Task requirements: Where a line holds the word "detener", copy that line.

Data for this task:
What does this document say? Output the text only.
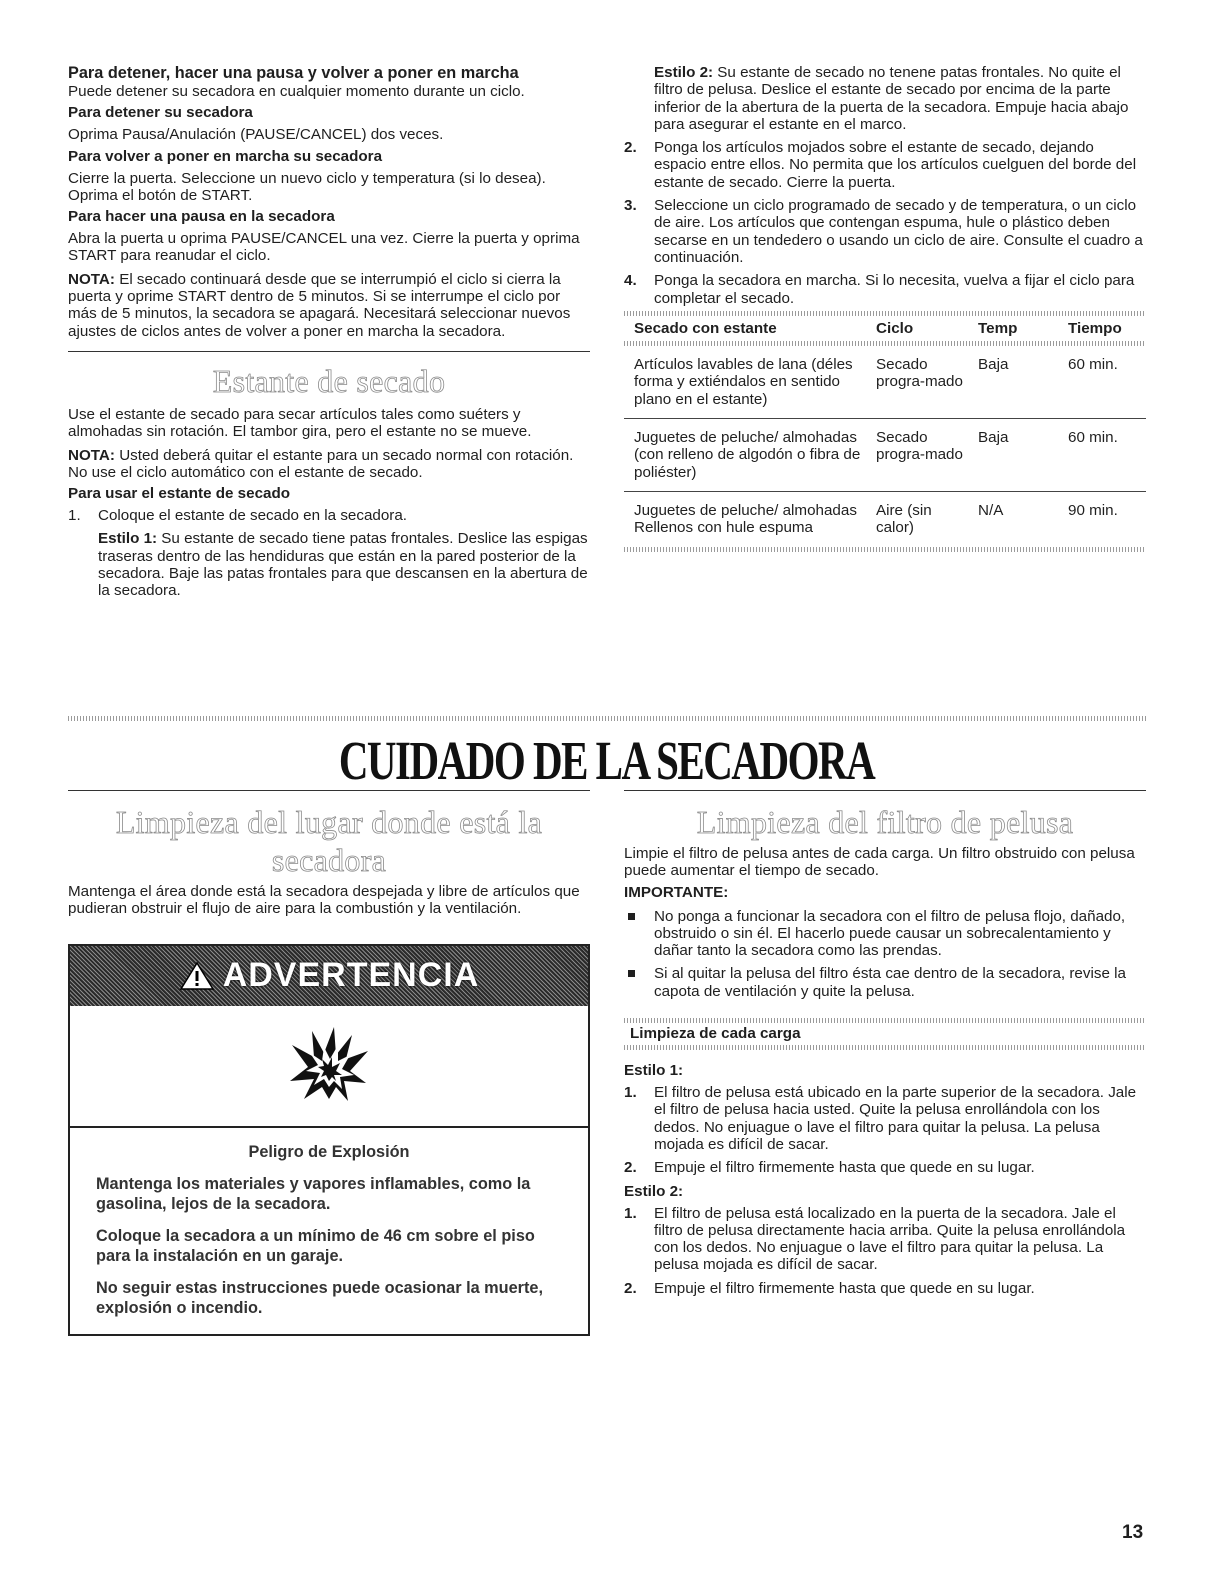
Para detener, hacer una pausa y volver a poner en marcha

Puede detener su secadora en cualquier momento durante un ciclo.

Para detener su secadora

Oprima Pausa/Anulación (PAUSE/CANCEL) dos veces.

Para volver a poner en marcha su secadora

Cierre la puerta. Seleccione un nuevo ciclo y temperatura (si lo desea). Oprima el botón de START.

Para hacer una pausa en la secadora

Abra la puerta u oprima PAUSE/CANCEL una vez. Cierre la puerta y oprima START para reanudar el ciclo.

NOTA: El secado continuará desde que se interrumpió el ciclo si cierra la puerta y oprime START dentro de 5 minutos. Si se interrumpe el ciclo por más de 5 minutos, la secadora se apagará. Necesitará seleccionar nuevos ajustes de ciclos antes de volver a poner en marcha la secadora.

Estante de secado

Use el estante de secado para secar artículos tales como suéters y almohadas sin rotación. El tambor gira, pero el estante no se mueve.

NOTA: Usted deberá quitar el estante para un secado normal con rotación. No use el ciclo automático con el estante de secado.

Para usar el estante de secado
1. Coloque el estante de secado en la secadora.

Estilo 1: Su estante de secado tiene patas frontales. Deslice las espigas traseras dentro de las hendiduras que están en la pared posterior de la secadora. Baje las patas frontales para que descansen en la abertura de la secadora.

Estilo 2: Su estante de secado no tenene patas frontales. No quite el filtro de pelusa. Deslice el estante de secado por encima de la parte inferior de la abertura de la puerta de la secadora. Empuje hacia abajo para asegurar el estante en el marco.

2. Ponga los artículos mojados sobre el estante de secado, dejando espacio entre ellos. No permita que los artículos cuelguen del borde del estante de secado. Cierre la puerta.
3. Seleccione un ciclo programado de secado y de temperatura, o un ciclo de aire. Los artículos que contengan espuma, hule o plástico deben secarse en un tendedero o usando un ciclo de aire. Consulte el cuadro a continuación.
4. Ponga la secadora en marcha. Si lo necesita, vuelva a fijar el ciclo para completar el secado.
Secado con estante	Ciclo	Temp	Tiempo

Artículos lavables de lana (déles forma y extiéndalos en sentido plano en el estante)	Secado progra-mado	Baja	60 min.
Juguetes de peluche/ almohadas (con relleno de algodón o fibra de poliéster)	Secado progra-mado	Baja	60 min.
Juguetes de peluche/ almohadas Rellenos con hule espuma	Aire (sin calor)	N/A	90 min.
CUIDADO DE LA SECADORA
Limpieza del lugar donde está la secadora

Mantenga el área donde está la secadora despejada y libre de artículos que pudieran obstruir el flujo de aire para la combustión y la ventilación.

ADVERTENCIA

Peligro de Explosión

Mantenga los materiales y vapores inflamables, como la gasolina, lejos de la secadora.

Coloque la secadora a un mínimo de 46 cm sobre el piso para la instalación en un garaje.

No seguir estas instrucciones puede ocasionar la muerte, explosión o incendio.

Limpieza del filtro de pelusa

Limpie el filtro de pelusa antes de cada carga. Un filtro obstruido con pelusa puede aumentar el tiempo de secado.

IMPORTANTE:
No ponga a funcionar la secadora con el filtro de pelusa flojo, dañado, obstruido o sin él. El hacerlo puede causar un sobrecalentamiento y dañar tanto la secadora como las prendas.
Si al quitar la pelusa del filtro ésta cae dentro de la secadora, revise la capota de ventilación y quite la pelusa.
Limpieza de cada carga
Estilo 1:
1. El filtro de pelusa está ubicado en la parte superior de la secadora. Jale el filtro de pelusa hacia usted. Quite la pelusa enrollándola con los dedos. No enjuague o lave el filtro para quitar la pelusa. La pelusa mojada es difícil de sacar.
2. Empuje el filtro firmemente hasta que quede en su lugar.
Estilo 2:
1. El filtro de pelusa está localizado en la puerta de la secadora. Jale el filtro de pelusa directamente hacia arriba. Quite la pelusa enrollándola con los dedos. No enjuague o lave el filtro para quitar la pelusa. La pelusa mojada es difícil de sacar.
2. Empuje el filtro firmemente hasta que quede en su lugar.
13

Correct result:
Para detener, hacer una pausa y volver a poner en marcha
Puede detener su secadora en cualquier momento durante un ciclo.
Para detener su secadora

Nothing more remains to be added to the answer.